◆ **SET TASK**
Present the data once more in exactly its original form.

(Records)
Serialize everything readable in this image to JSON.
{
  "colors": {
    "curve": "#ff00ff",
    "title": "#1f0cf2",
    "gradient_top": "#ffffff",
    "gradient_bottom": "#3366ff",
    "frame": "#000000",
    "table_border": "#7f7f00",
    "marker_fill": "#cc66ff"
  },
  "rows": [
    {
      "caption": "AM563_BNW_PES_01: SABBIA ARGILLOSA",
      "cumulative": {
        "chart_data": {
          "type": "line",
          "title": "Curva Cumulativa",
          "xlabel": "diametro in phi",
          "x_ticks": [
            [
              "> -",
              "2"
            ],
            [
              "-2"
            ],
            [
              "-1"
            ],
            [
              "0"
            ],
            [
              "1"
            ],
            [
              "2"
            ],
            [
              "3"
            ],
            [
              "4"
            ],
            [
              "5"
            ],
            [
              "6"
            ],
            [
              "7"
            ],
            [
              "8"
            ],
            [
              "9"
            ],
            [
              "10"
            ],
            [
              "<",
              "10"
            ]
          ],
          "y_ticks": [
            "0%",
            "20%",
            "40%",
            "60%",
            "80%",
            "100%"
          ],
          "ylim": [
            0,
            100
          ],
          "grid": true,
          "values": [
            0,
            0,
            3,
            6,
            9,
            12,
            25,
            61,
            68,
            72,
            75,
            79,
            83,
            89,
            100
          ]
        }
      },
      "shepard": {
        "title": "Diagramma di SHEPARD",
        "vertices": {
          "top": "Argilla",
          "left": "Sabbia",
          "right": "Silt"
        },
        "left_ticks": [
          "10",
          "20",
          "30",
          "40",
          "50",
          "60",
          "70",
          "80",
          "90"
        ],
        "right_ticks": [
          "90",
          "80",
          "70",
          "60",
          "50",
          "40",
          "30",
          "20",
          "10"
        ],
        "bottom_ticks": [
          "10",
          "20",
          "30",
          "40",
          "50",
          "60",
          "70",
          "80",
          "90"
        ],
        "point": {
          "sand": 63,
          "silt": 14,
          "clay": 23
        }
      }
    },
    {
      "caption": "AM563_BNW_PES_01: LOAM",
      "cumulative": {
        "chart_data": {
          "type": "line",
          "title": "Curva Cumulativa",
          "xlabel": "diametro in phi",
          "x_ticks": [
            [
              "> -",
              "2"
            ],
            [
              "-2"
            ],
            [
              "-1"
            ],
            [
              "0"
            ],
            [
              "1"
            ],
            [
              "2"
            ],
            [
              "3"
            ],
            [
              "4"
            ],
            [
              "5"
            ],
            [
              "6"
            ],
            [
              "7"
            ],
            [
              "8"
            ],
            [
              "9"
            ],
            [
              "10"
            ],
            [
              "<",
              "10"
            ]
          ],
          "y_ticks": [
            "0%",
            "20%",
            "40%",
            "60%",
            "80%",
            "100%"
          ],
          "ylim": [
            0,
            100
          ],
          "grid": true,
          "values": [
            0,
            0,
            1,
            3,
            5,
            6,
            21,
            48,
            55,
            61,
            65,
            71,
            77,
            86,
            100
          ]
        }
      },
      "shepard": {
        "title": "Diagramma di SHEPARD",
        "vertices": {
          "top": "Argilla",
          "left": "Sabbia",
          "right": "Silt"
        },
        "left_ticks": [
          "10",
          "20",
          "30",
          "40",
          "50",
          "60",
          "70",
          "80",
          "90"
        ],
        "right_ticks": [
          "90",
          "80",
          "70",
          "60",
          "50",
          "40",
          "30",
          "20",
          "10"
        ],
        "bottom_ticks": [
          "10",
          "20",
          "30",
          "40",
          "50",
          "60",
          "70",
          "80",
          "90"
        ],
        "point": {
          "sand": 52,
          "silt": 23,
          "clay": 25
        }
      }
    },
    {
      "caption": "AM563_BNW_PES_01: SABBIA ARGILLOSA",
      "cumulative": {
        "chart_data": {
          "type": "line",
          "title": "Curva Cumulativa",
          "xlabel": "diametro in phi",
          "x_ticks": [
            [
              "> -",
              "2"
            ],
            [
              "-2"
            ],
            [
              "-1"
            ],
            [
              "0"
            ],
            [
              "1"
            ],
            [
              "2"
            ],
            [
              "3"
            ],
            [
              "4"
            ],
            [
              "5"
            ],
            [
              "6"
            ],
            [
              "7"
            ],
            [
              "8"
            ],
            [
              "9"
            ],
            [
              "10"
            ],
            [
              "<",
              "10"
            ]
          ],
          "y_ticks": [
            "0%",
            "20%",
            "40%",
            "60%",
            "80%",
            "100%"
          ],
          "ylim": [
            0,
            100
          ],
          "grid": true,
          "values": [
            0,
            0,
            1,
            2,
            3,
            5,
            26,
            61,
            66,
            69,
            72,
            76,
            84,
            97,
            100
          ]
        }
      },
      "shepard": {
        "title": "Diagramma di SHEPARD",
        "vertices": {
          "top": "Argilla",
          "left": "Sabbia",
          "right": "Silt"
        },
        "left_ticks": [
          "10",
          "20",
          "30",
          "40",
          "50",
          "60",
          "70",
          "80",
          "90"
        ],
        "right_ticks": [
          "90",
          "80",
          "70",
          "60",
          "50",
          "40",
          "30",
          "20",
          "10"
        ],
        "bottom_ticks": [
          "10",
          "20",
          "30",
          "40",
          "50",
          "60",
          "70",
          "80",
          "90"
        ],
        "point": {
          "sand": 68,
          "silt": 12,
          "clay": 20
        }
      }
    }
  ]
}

◆ **SOLUTION TO THE PROBLEM**
Serialize everything readable in this image to JSON.
{
  "colors": {
    "curve": "#ff00ff",
    "title": "#1f0cf2",
    "gradient_top": "#ffffff",
    "gradient_bottom": "#3366ff",
    "frame": "#000000",
    "table_border": "#7f7f00",
    "marker_fill": "#cc66ff"
  },
  "rows": [
    {
      "caption": "AM563_BNW_PES_01: SABBIA ARGILLOSA",
      "cumulative": {
        "chart_data": {
          "type": "line",
          "title": "Curva Cumulativa",
          "xlabel": "diametro in phi",
          "x_ticks": [
            [
              "> -",
              "2"
            ],
            [
              "-2"
            ],
            [
              "-1"
            ],
            [
              "0"
            ],
            [
              "1"
            ],
            [
              "2"
            ],
            [
              "3"
            ],
            [
              "4"
            ],
            [
              "5"
            ],
            [
              "6"
            ],
            [
              "7"
            ],
            [
              "8"
            ],
            [
              "9"
            ],
            [
              "10"
            ],
            [
              "<",
              "10"
            ]
          ],
          "y_ticks": [
            "0%",
            "20%",
            "40%",
            "60%",
            "80%",
            "100%"
          ],
          "ylim": [
            0,
            100
          ],
          "grid": true,
          "values": [
            0,
            0,
            3,
            6,
            9,
            12,
            25,
            61,
            68,
            72,
            75,
            79,
            83,
            89,
            100
          ]
        }
      },
      "shepard": {
        "title": "Diagramma di SHEPARD",
        "vertices": {
          "top": "Argilla",
          "left": "Sabbia",
          "right": "Silt"
        },
        "left_ticks": [
          "10",
          "20",
          "30",
          "40",
          "50",
          "60",
          "70",
          "80",
          "90"
        ],
        "right_ticks": [
          "90",
          "80",
          "70",
          "60",
          "50",
          "40",
          "30",
          "20",
          "10"
        ],
        "bottom_ticks": [
          "10",
          "20",
          "30",
          "40",
          "50",
          "60",
          "70",
          "80",
          "90"
        ],
        "point": {
          "sand": 63,
          "silt": 14,
          "clay": 23
        }
      }
    },
    {
      "caption": "AM563_BNW_PES_01: LOAM",
      "cumulative": {
        "chart_data": {
          "type": "line",
          "title": "Curva Cumulativa",
          "xlabel": "diametro in phi",
          "x_ticks": [
            [
              "> -",
              "2"
            ],
            [
              "-2"
            ],
            [
              "-1"
            ],
            [
              "0"
            ],
            [
              "1"
            ],
            [
              "2"
            ],
            [
              "3"
            ],
            [
              "4"
            ],
            [
              "5"
            ],
            [
              "6"
            ],
            [
              "7"
            ],
            [
              "8"
            ],
            [
              "9"
            ],
            [
              "10"
            ],
            [
              "<",
              "10"
            ]
          ],
          "y_ticks": [
            "0%",
            "20%",
            "40%",
            "60%",
            "80%",
            "100%"
          ],
          "ylim": [
            0,
            100
          ],
          "grid": true,
          "values": [
            0,
            0,
            1,
            3,
            5,
            6,
            21,
            48,
            55,
            61,
            65,
            71,
            77,
            86,
            100
          ]
        }
      },
      "shepard": {
        "title": "Diagramma di SHEPARD",
        "vertices": {
          "top": "Argilla",
          "left": "Sabbia",
          "right": "Silt"
        },
        "left_ticks": [
          "10",
          "20",
          "30",
          "40",
          "50",
          "60",
          "70",
          "80",
          "90"
        ],
        "right_ticks": [
          "90",
          "80",
          "70",
          "60",
          "50",
          "40",
          "30",
          "20",
          "10"
        ],
        "bottom_ticks": [
          "10",
          "20",
          "30",
          "40",
          "50",
          "60",
          "70",
          "80",
          "90"
        ],
        "point": {
          "sand": 52,
          "silt": 23,
          "clay": 25
        }
      }
    },
    {
      "caption": "AM563_BNW_PES_01: SABBIA ARGILLOSA",
      "cumulative": {
        "chart_data": {
          "type": "line",
          "title": "Curva Cumulativa",
          "xlabel": "diametro in phi",
          "x_ticks": [
            [
              "> -",
              "2"
            ],
            [
              "-2"
            ],
            [
              "-1"
            ],
            [
              "0"
            ],
            [
              "1"
            ],
            [
              "2"
            ],
            [
              "3"
            ],
            [
              "4"
            ],
            [
              "5"
            ],
            [
              "6"
            ],
            [
              "7"
            ],
            [
              "8"
            ],
            [
              "9"
            ],
            [
              "10"
            ],
            [
              "<",
              "10"
            ]
          ],
          "y_ticks": [
            "0%",
            "20%",
            "40%",
            "60%",
            "80%",
            "100%"
          ],
          "ylim": [
            0,
            100
          ],
          "grid": true,
          "values": [
            0,
            0,
            1,
            2,
            3,
            5,
            26,
            61,
            66,
            69,
            72,
            76,
            84,
            97,
            100
          ]
        }
      },
      "shepard": {
        "title": "Diagramma di SHEPARD",
        "vertices": {
          "top": "Argilla",
          "left": "Sabbia",
          "right": "Silt"
        },
        "left_ticks": [
          "10",
          "20",
          "30",
          "40",
          "50",
          "60",
          "70",
          "80",
          "90"
        ],
        "right_ticks": [
          "90",
          "80",
          "70",
          "60",
          "50",
          "40",
          "30",
          "20",
          "10"
        ],
        "bottom_ticks": [
          "10",
          "20",
          "30",
          "40",
          "50",
          "60",
          "70",
          "80",
          "90"
        ],
        "point": {
          "sand": 68,
          "silt": 12,
          "clay": 20
        }
      }
    }
  ]
}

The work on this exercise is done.